→ **Exercise aim**
Copy the listing below in full and skip every picture.
┌─ Extracted information
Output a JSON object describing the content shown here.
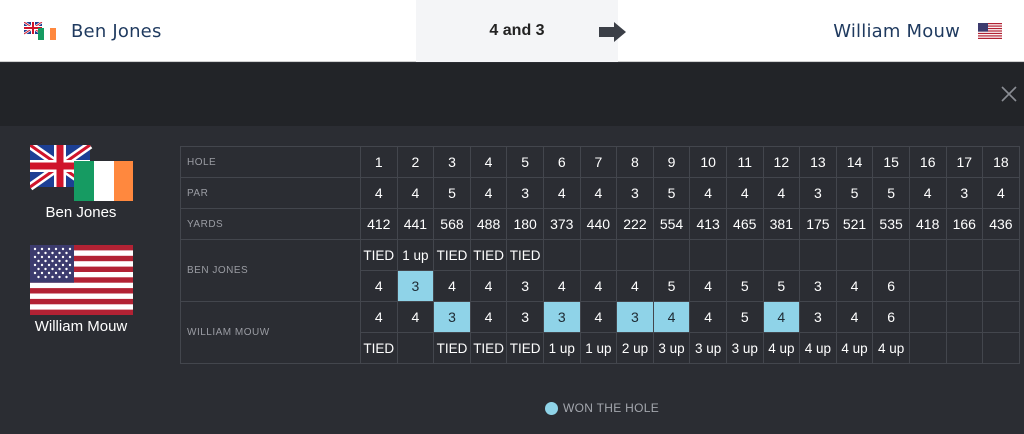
{
  "header": {
    "player1_name": "Ben Jones",
    "player2_name": "William Mouw",
    "result": "4 and 3",
    "arrow_icon": "arrow-right-icon"
  },
  "players": {
    "player1_label": "Ben Jones",
    "player2_label": "William Mouw",
    "player1_flags": [
      "uk-flag-icon",
      "ireland-flag-icon"
    ],
    "player2_flags": [
      "usa-flag-icon"
    ]
  },
  "scorecard": {
    "labels": {
      "hole": "HOLE",
      "par": "PAR",
      "yards": "YARDS",
      "player1": "BEN JONES",
      "player2": "WILLIAM MOUW"
    },
    "holes": [
      "1",
      "2",
      "3",
      "4",
      "5",
      "6",
      "7",
      "8",
      "9",
      "10",
      "11",
      "12",
      "13",
      "14",
      "15",
      "16",
      "17",
      "18"
    ],
    "par": [
      "4",
      "4",
      "5",
      "4",
      "3",
      "4",
      "4",
      "3",
      "5",
      "4",
      "4",
      "4",
      "3",
      "5",
      "5",
      "4",
      "3",
      "4"
    ],
    "yards": [
      "412",
      "441",
      "568",
      "488",
      "180",
      "373",
      "440",
      "222",
      "554",
      "413",
      "465",
      "381",
      "175",
      "521",
      "535",
      "418",
      "166",
      "436"
    ],
    "player1_status": [
      "TIED",
      "1 up",
      "TIED",
      "TIED",
      "TIED",
      "",
      "",
      "",
      "",
      "",
      "",
      "",
      "",
      "",
      "",
      "",
      "",
      ""
    ],
    "player1_scores": [
      "4",
      "3",
      "4",
      "4",
      "3",
      "4",
      "4",
      "4",
      "5",
      "4",
      "5",
      "5",
      "3",
      "4",
      "6",
      "",
      "",
      ""
    ],
    "player1_won": [
      false,
      true,
      false,
      false,
      false,
      false,
      false,
      false,
      false,
      false,
      false,
      false,
      false,
      false,
      false,
      false,
      false,
      false
    ],
    "player2_scores": [
      "4",
      "4",
      "3",
      "4",
      "3",
      "3",
      "4",
      "3",
      "4",
      "4",
      "5",
      "4",
      "3",
      "4",
      "6",
      "",
      "",
      ""
    ],
    "player2_won": [
      false,
      false,
      true,
      false,
      false,
      true,
      false,
      true,
      true,
      false,
      false,
      true,
      false,
      false,
      false,
      false,
      false,
      false
    ],
    "player2_status": [
      "TIED",
      "",
      "TIED",
      "TIED",
      "TIED",
      "1 up",
      "1 up",
      "2 up",
      "3 up",
      "3 up",
      "3 up",
      "4 up",
      "4 up",
      "4 up",
      "4 up",
      "",
      "",
      ""
    ]
  },
  "legend": {
    "text": "WON THE HOLE",
    "color": "#8fd3e8"
  },
  "colors": {
    "win_highlight": "#8fd3e8",
    "dark_bg": "#2b2d33",
    "name_blue": "#1f3a5f"
  }
}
└─
→ **Response**
Output a JSON object describing the content shown here.
{
  "header": {
    "player1_name": "Ben Jones",
    "player2_name": "William Mouw",
    "result": "4 and 3",
    "arrow_icon": "arrow-right-icon"
  },
  "players": {
    "player1_label": "Ben Jones",
    "player2_label": "William Mouw",
    "player1_flags": [
      "uk-flag-icon",
      "ireland-flag-icon"
    ],
    "player2_flags": [
      "usa-flag-icon"
    ]
  },
  "scorecard": {
    "labels": {
      "hole": "HOLE",
      "par": "PAR",
      "yards": "YARDS",
      "player1": "BEN JONES",
      "player2": "WILLIAM MOUW"
    },
    "holes": [
      "1",
      "2",
      "3",
      "4",
      "5",
      "6",
      "7",
      "8",
      "9",
      "10",
      "11",
      "12",
      "13",
      "14",
      "15",
      "16",
      "17",
      "18"
    ],
    "par": [
      "4",
      "4",
      "5",
      "4",
      "3",
      "4",
      "4",
      "3",
      "5",
      "4",
      "4",
      "4",
      "3",
      "5",
      "5",
      "4",
      "3",
      "4"
    ],
    "yards": [
      "412",
      "441",
      "568",
      "488",
      "180",
      "373",
      "440",
      "222",
      "554",
      "413",
      "465",
      "381",
      "175",
      "521",
      "535",
      "418",
      "166",
      "436"
    ],
    "player1_status": [
      "TIED",
      "1 up",
      "TIED",
      "TIED",
      "TIED",
      "",
      "",
      "",
      "",
      "",
      "",
      "",
      "",
      "",
      "",
      "",
      "",
      ""
    ],
    "player1_scores": [
      "4",
      "3",
      "4",
      "4",
      "3",
      "4",
      "4",
      "4",
      "5",
      "4",
      "5",
      "5",
      "3",
      "4",
      "6",
      "",
      "",
      ""
    ],
    "player1_won": [
      false,
      true,
      false,
      false,
      false,
      false,
      false,
      false,
      false,
      false,
      false,
      false,
      false,
      false,
      false,
      false,
      false,
      false
    ],
    "player2_scores": [
      "4",
      "4",
      "3",
      "4",
      "3",
      "3",
      "4",
      "3",
      "4",
      "4",
      "5",
      "4",
      "3",
      "4",
      "6",
      "",
      "",
      ""
    ],
    "player2_won": [
      false,
      false,
      true,
      false,
      false,
      true,
      false,
      true,
      true,
      false,
      false,
      true,
      false,
      false,
      false,
      false,
      false,
      false
    ],
    "player2_status": [
      "TIED",
      "",
      "TIED",
      "TIED",
      "TIED",
      "1 up",
      "1 up",
      "2 up",
      "3 up",
      "3 up",
      "3 up",
      "4 up",
      "4 up",
      "4 up",
      "4 up",
      "",
      "",
      ""
    ]
  },
  "legend": {
    "text": "WON THE HOLE",
    "color": "#8fd3e8"
  },
  "colors": {
    "win_highlight": "#8fd3e8",
    "dark_bg": "#2b2d33",
    "name_blue": "#1f3a5f"
  }
}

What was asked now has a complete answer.